DO THIS. Below is the data. Give it again, complete and exact.

DATASET RECORDS.
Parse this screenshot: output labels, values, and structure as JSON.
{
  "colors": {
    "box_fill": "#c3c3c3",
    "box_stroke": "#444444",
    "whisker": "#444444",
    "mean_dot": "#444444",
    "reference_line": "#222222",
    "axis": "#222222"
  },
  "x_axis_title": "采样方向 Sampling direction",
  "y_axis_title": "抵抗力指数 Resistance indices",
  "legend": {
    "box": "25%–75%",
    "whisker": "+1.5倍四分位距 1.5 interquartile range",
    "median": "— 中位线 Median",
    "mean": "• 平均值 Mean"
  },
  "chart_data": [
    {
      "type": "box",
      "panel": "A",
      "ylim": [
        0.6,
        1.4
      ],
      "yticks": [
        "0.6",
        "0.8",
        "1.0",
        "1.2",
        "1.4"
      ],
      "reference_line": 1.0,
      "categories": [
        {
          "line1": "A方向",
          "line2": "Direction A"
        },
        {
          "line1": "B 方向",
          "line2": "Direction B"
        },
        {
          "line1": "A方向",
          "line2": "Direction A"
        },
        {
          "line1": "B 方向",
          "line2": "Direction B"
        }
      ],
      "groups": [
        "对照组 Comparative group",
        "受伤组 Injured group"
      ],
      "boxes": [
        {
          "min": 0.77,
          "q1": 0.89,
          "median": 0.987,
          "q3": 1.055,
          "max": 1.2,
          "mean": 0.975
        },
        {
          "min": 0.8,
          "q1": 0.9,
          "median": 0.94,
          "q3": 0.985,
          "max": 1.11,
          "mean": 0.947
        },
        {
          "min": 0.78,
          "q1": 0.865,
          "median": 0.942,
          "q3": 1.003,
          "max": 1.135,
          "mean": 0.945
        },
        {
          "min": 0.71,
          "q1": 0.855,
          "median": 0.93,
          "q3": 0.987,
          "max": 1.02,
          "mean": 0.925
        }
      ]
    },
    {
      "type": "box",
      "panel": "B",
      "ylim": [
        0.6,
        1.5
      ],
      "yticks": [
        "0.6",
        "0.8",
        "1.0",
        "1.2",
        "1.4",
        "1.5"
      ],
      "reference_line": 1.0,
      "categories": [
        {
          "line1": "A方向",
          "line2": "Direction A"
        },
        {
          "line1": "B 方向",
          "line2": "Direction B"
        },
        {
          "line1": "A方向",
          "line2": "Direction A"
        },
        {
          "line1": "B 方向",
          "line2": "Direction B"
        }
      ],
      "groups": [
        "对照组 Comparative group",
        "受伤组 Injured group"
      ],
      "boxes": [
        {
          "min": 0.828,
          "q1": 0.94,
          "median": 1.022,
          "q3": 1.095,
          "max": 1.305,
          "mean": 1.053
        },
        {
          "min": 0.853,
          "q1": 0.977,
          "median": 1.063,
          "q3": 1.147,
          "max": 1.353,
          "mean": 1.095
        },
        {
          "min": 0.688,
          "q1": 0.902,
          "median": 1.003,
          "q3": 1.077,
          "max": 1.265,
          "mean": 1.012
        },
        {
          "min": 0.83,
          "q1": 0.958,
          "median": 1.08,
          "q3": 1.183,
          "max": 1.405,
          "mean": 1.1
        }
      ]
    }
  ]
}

RESPONSE TO THE TASK.
Parse this screenshot: output labels, values, and structure as JSON.
{
  "colors": {
    "box_fill": "#c3c3c3",
    "box_stroke": "#444444",
    "whisker": "#444444",
    "mean_dot": "#444444",
    "reference_line": "#222222",
    "axis": "#222222"
  },
  "x_axis_title": "采样方向 Sampling direction",
  "y_axis_title": "抵抗力指数 Resistance indices",
  "legend": {
    "box": "25%–75%",
    "whisker": "+1.5倍四分位距 1.5 interquartile range",
    "median": "— 中位线 Median",
    "mean": "• 平均值 Mean"
  },
  "chart_data": [
    {
      "type": "box",
      "panel": "A",
      "ylim": [
        0.6,
        1.4
      ],
      "yticks": [
        "0.6",
        "0.8",
        "1.0",
        "1.2",
        "1.4"
      ],
      "reference_line": 1.0,
      "categories": [
        {
          "line1": "A方向",
          "line2": "Direction A"
        },
        {
          "line1": "B 方向",
          "line2": "Direction B"
        },
        {
          "line1": "A方向",
          "line2": "Direction A"
        },
        {
          "line1": "B 方向",
          "line2": "Direction B"
        }
      ],
      "groups": [
        "对照组 Comparative group",
        "受伤组 Injured group"
      ],
      "boxes": [
        {
          "min": 0.77,
          "q1": 0.89,
          "median": 0.987,
          "q3": 1.055,
          "max": 1.2,
          "mean": 0.975
        },
        {
          "min": 0.8,
          "q1": 0.9,
          "median": 0.94,
          "q3": 0.985,
          "max": 1.11,
          "mean": 0.947
        },
        {
          "min": 0.78,
          "q1": 0.865,
          "median": 0.942,
          "q3": 1.003,
          "max": 1.135,
          "mean": 0.945
        },
        {
          "min": 0.71,
          "q1": 0.855,
          "median": 0.93,
          "q3": 0.987,
          "max": 1.02,
          "mean": 0.925
        }
      ]
    },
    {
      "type": "box",
      "panel": "B",
      "ylim": [
        0.6,
        1.5
      ],
      "yticks": [
        "0.6",
        "0.8",
        "1.0",
        "1.2",
        "1.4",
        "1.5"
      ],
      "reference_line": 1.0,
      "categories": [
        {
          "line1": "A方向",
          "line2": "Direction A"
        },
        {
          "line1": "B 方向",
          "line2": "Direction B"
        },
        {
          "line1": "A方向",
          "line2": "Direction A"
        },
        {
          "line1": "B 方向",
          "line2": "Direction B"
        }
      ],
      "groups": [
        "对照组 Comparative group",
        "受伤组 Injured group"
      ],
      "boxes": [
        {
          "min": 0.828,
          "q1": 0.94,
          "median": 1.022,
          "q3": 1.095,
          "max": 1.305,
          "mean": 1.053
        },
        {
          "min": 0.853,
          "q1": 0.977,
          "median": 1.063,
          "q3": 1.147,
          "max": 1.353,
          "mean": 1.095
        },
        {
          "min": 0.688,
          "q1": 0.902,
          "median": 1.003,
          "q3": 1.077,
          "max": 1.265,
          "mean": 1.012
        },
        {
          "min": 0.83,
          "q1": 0.958,
          "median": 1.08,
          "q3": 1.183,
          "max": 1.405,
          "mean": 1.1
        }
      ]
    }
  ]
}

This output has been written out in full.